(A run of records)
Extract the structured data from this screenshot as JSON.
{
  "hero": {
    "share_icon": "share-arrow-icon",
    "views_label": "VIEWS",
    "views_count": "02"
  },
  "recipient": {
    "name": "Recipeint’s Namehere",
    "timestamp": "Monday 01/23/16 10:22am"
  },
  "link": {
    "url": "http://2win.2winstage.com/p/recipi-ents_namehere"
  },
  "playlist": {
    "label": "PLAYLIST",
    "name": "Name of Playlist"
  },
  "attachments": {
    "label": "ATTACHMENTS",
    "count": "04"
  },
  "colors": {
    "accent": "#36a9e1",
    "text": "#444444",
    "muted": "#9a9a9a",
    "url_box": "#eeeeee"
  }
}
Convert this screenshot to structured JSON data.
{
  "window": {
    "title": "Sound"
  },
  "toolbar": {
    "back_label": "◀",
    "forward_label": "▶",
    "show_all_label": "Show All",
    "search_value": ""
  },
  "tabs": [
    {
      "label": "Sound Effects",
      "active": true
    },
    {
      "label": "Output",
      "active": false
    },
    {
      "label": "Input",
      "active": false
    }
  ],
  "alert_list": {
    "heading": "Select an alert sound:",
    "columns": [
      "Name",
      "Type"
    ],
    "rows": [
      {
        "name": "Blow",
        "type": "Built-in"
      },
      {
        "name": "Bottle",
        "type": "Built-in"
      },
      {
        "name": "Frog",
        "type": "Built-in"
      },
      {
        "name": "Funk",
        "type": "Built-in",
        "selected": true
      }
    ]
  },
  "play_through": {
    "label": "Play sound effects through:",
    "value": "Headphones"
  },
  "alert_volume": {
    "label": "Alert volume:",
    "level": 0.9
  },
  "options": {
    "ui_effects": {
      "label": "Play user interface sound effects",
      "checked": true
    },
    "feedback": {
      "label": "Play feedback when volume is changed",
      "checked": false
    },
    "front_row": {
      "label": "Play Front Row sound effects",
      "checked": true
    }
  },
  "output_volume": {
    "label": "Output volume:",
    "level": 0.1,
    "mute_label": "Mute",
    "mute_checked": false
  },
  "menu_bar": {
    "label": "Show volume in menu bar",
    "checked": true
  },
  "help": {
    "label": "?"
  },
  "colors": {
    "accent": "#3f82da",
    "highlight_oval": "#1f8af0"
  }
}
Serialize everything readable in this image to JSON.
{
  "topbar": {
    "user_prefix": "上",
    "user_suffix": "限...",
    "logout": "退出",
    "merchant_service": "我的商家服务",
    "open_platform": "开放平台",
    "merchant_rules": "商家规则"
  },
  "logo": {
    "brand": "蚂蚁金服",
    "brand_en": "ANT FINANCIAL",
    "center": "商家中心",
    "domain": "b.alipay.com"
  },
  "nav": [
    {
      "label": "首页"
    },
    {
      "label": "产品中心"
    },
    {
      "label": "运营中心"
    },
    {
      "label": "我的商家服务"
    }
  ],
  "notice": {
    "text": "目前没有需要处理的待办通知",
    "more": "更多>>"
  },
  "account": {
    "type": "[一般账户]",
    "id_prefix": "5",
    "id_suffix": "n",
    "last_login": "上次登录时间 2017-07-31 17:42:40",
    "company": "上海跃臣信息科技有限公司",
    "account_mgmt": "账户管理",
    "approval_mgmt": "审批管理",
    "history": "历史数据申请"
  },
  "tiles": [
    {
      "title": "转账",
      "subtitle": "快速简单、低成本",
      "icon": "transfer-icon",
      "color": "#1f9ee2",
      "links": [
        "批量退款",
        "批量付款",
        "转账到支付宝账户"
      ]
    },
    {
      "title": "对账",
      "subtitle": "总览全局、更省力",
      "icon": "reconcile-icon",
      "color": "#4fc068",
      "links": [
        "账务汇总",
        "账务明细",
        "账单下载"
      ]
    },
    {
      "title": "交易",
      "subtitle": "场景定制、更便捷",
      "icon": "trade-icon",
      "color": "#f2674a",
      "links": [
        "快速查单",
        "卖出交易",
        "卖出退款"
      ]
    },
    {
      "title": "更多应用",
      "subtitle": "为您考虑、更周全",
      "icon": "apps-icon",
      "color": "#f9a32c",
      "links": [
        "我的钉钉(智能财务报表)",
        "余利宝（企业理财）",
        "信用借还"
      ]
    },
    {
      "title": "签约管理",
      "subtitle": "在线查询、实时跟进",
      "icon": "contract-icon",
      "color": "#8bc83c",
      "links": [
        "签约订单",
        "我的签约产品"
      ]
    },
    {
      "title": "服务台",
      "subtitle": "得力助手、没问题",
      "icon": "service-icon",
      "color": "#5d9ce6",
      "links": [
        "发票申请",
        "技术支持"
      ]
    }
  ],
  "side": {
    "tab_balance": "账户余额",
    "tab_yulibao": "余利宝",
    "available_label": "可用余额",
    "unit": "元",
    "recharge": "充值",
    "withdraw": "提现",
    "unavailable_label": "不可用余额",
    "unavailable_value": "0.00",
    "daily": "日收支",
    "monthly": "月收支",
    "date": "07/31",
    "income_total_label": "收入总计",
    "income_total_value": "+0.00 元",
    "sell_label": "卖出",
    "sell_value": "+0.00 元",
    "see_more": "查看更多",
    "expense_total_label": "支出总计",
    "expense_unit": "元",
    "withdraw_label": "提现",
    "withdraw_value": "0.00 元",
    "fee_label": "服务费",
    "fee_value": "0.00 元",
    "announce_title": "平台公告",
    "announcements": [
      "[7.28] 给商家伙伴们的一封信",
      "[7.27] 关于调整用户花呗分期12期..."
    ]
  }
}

— Short problem —
Set down the material above again, word for word.

— Completed exercise —
Extract the structured data from this screenshot as JSON.
{
  "hero": {
    "share_icon": "share-arrow-icon",
    "views_label": "VIEWS",
    "views_count": "02"
  },
  "recipient": {
    "name": "Recipeint’s Namehere",
    "timestamp": "Monday 01/23/16 10:22am"
  },
  "link": {
    "url": "http://2win.2winstage.com/p/recipi-ents_namehere"
  },
  "playlist": {
    "label": "PLAYLIST",
    "name": "Name of Playlist"
  },
  "attachments": {
    "label": "ATTACHMENTS",
    "count": "04"
  },
  "colors": {
    "accent": "#36a9e1",
    "text": "#444444",
    "muted": "#9a9a9a",
    "url_box": "#eeeeee"
  }
}
Convert this screenshot to structured JSON data.
{
  "window": {
    "title": "Sound"
  },
  "toolbar": {
    "back_label": "◀",
    "forward_label": "▶",
    "show_all_label": "Show All",
    "search_value": ""
  },
  "tabs": [
    {
      "label": "Sound Effects",
      "active": true
    },
    {
      "label": "Output",
      "active": false
    },
    {
      "label": "Input",
      "active": false
    }
  ],
  "alert_list": {
    "heading": "Select an alert sound:",
    "columns": [
      "Name",
      "Type"
    ],
    "rows": [
      {
        "name": "Blow",
        "type": "Built-in"
      },
      {
        "name": "Bottle",
        "type": "Built-in"
      },
      {
        "name": "Frog",
        "type": "Built-in"
      },
      {
        "name": "Funk",
        "type": "Built-in",
        "selected": true
      }
    ]
  },
  "play_through": {
    "label": "Play sound effects through:",
    "value": "Headphones"
  },
  "alert_volume": {
    "label": "Alert volume:",
    "level": 0.9
  },
  "options": {
    "ui_effects": {
      "label": "Play user interface sound effects",
      "checked": true
    },
    "feedback": {
      "label": "Play feedback when volume is changed",
      "checked": false
    },
    "front_row": {
      "label": "Play Front Row sound effects",
      "checked": true
    }
  },
  "output_volume": {
    "label": "Output volume:",
    "level": 0.1,
    "mute_label": "Mute",
    "mute_checked": false
  },
  "menu_bar": {
    "label": "Show volume in menu bar",
    "checked": true
  },
  "help": {
    "label": "?"
  },
  "colors": {
    "accent": "#3f82da",
    "highlight_oval": "#1f8af0"
  }
}
Serialize everything readable in this image to JSON.
{
  "topbar": {
    "user_prefix": "上",
    "user_suffix": "限...",
    "logout": "退出",
    "merchant_service": "我的商家服务",
    "open_platform": "开放平台",
    "merchant_rules": "商家规则"
  },
  "logo": {
    "brand": "蚂蚁金服",
    "brand_en": "ANT FINANCIAL",
    "center": "商家中心",
    "domain": "b.alipay.com"
  },
  "nav": [
    {
      "label": "首页"
    },
    {
      "label": "产品中心"
    },
    {
      "label": "运营中心"
    },
    {
      "label": "我的商家服务"
    }
  ],
  "notice": {
    "text": "目前没有需要处理的待办通知",
    "more": "更多>>"
  },
  "account": {
    "type": "[一般账户]",
    "id_prefix": "5",
    "id_suffix": "n",
    "last_login": "上次登录时间 2017-07-31 17:42:40",
    "company": "上海跃臣信息科技有限公司",
    "account_mgmt": "账户管理",
    "approval_mgmt": "审批管理",
    "history": "历史数据申请"
  },
  "tiles": [
    {
      "title": "转账",
      "subtitle": "快速简单、低成本",
      "icon": "transfer-icon",
      "color": "#1f9ee2",
      "links": [
        "批量退款",
        "批量付款",
        "转账到支付宝账户"
      ]
    },
    {
      "title": "对账",
      "subtitle": "总览全局、更省力",
      "icon": "reconcile-icon",
      "color": "#4fc068",
      "links": [
        "账务汇总",
        "账务明细",
        "账单下载"
      ]
    },
    {
      "title": "交易",
      "subtitle": "场景定制、更便捷",
      "icon": "trade-icon",
      "color": "#f2674a",
      "links": [
        "快速查单",
        "卖出交易",
        "卖出退款"
      ]
    },
    {
      "title": "更多应用",
      "subtitle": "为您考虑、更周全",
      "icon": "apps-icon",
      "color": "#f9a32c",
      "links": [
        "我的钉钉(智能财务报表)",
        "余利宝（企业理财）",
        "信用借还"
      ]
    },
    {
      "title": "签约管理",
      "subtitle": "在线查询、实时跟进",
      "icon": "contract-icon",
      "color": "#8bc83c",
      "links": [
        "签约订单",
        "我的签约产品"
      ]
    },
    {
      "title": "服务台",
      "subtitle": "得力助手、没问题",
      "icon": "service-icon",
      "color": "#5d9ce6",
      "links": [
        "发票申请",
        "技术支持"
      ]
    }
  ],
  "side": {
    "tab_balance": "账户余额",
    "tab_yulibao": "余利宝",
    "available_label": "可用余额",
    "unit": "元",
    "recharge": "充值",
    "withdraw": "提现",
    "unavailable_label": "不可用余额",
    "unavailable_value": "0.00",
    "daily": "日收支",
    "monthly": "月收支",
    "date": "07/31",
    "income_total_label": "收入总计",
    "income_total_value": "+0.00 元",
    "sell_label": "卖出",
    "sell_value": "+0.00 元",
    "see_more": "查看更多",
    "expense_total_label": "支出总计",
    "expense_unit": "元",
    "withdraw_label": "提现",
    "withdraw_value": "0.00 元",
    "fee_label": "服务费",
    "fee_value": "0.00 元",
    "announce_title": "平台公告",
    "announcements": [
      "[7.28] 给商家伙伴们的一封信",
      "[7.27] 关于调整用户花呗分期12期..."
    ]
  }
}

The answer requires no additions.